» **EXERCISE**:
Your task is to give the listing below back word for word, pictures excluded.

» **DATA**:
•••
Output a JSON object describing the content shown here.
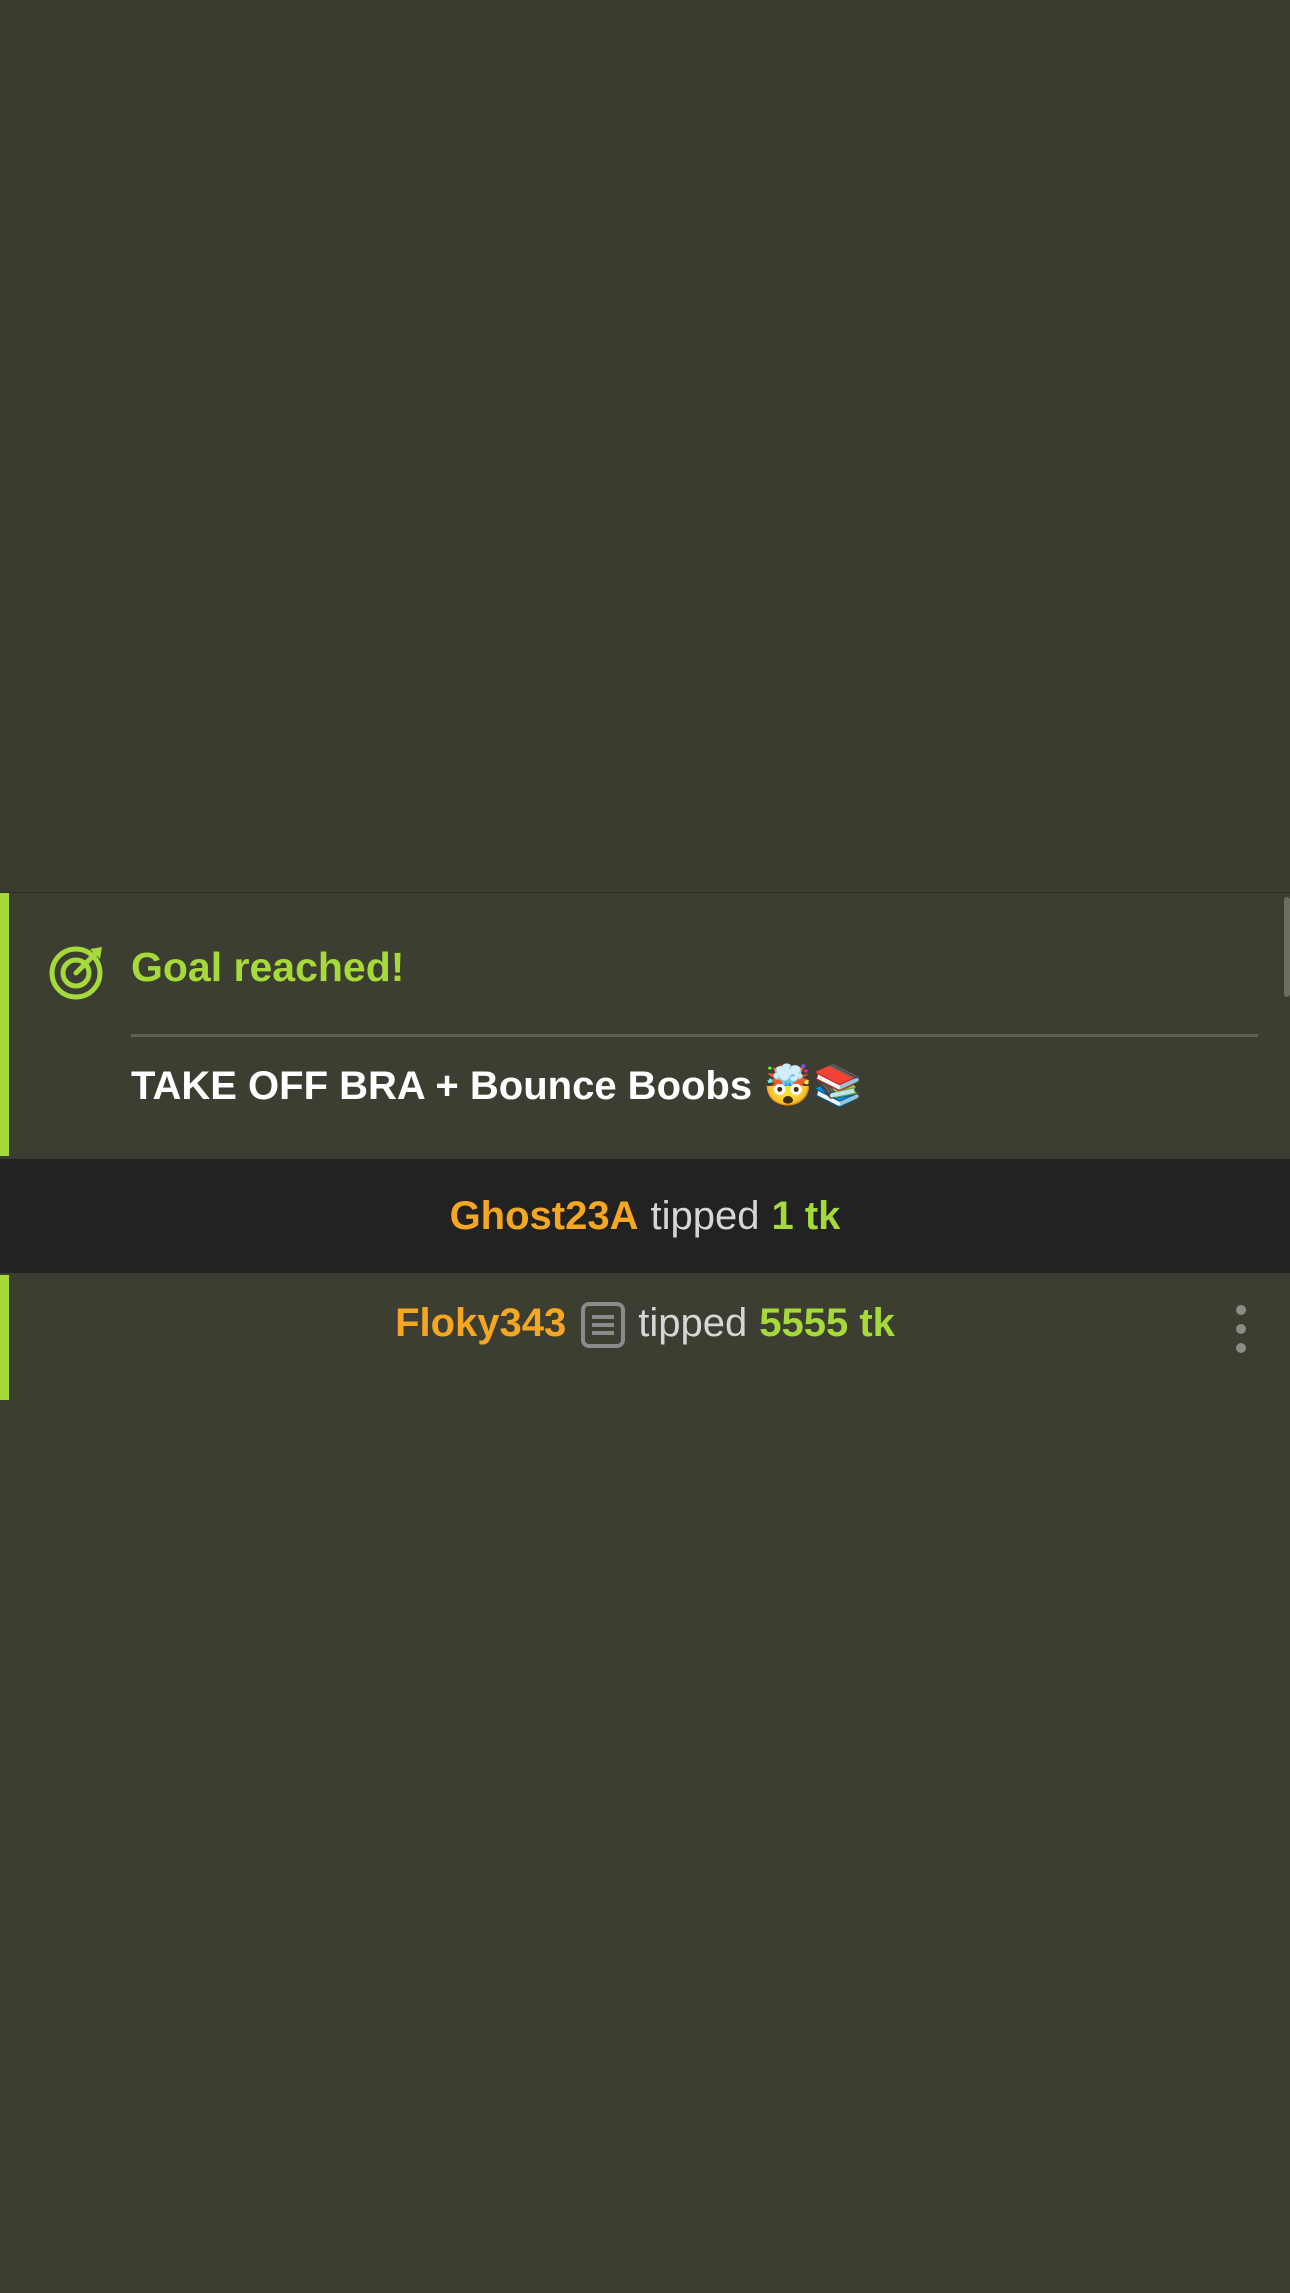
{
  "colors": {
    "accent_green": "#a6d93a",
    "username_orange": "#f5a623",
    "background": "#3a3d30",
    "dark_row": "#222222"
  },
  "goal_message": {
    "icon": "target-icon",
    "title": "Goal reached!",
    "text": "TAKE OFF BRA + Bounce Boobs",
    "emojis": "🤯📚"
  },
  "tips": [
    {
      "username": "Ghost23A",
      "verb": "tipped",
      "amount": "1 tk"
    },
    {
      "username": "Floky343",
      "note_icon": "note-icon",
      "verb": "tipped",
      "amount": "5555 tk",
      "menu_icon": "more-vertical-icon"
    }
  ]
}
•••
» **COMPLETED TASK**:
Output a JSON object describing the content shown here.
{
  "colors": {
    "accent_green": "#a6d93a",
    "username_orange": "#f5a623",
    "background": "#3a3d30",
    "dark_row": "#222222"
  },
  "goal_message": {
    "icon": "target-icon",
    "title": "Goal reached!",
    "text": "TAKE OFF BRA + Bounce Boobs",
    "emojis": "🤯📚"
  },
  "tips": [
    {
      "username": "Ghost23A",
      "verb": "tipped",
      "amount": "1 tk"
    },
    {
      "username": "Floky343",
      "note_icon": "note-icon",
      "verb": "tipped",
      "amount": "5555 tk",
      "menu_icon": "more-vertical-icon"
    }
  ]
}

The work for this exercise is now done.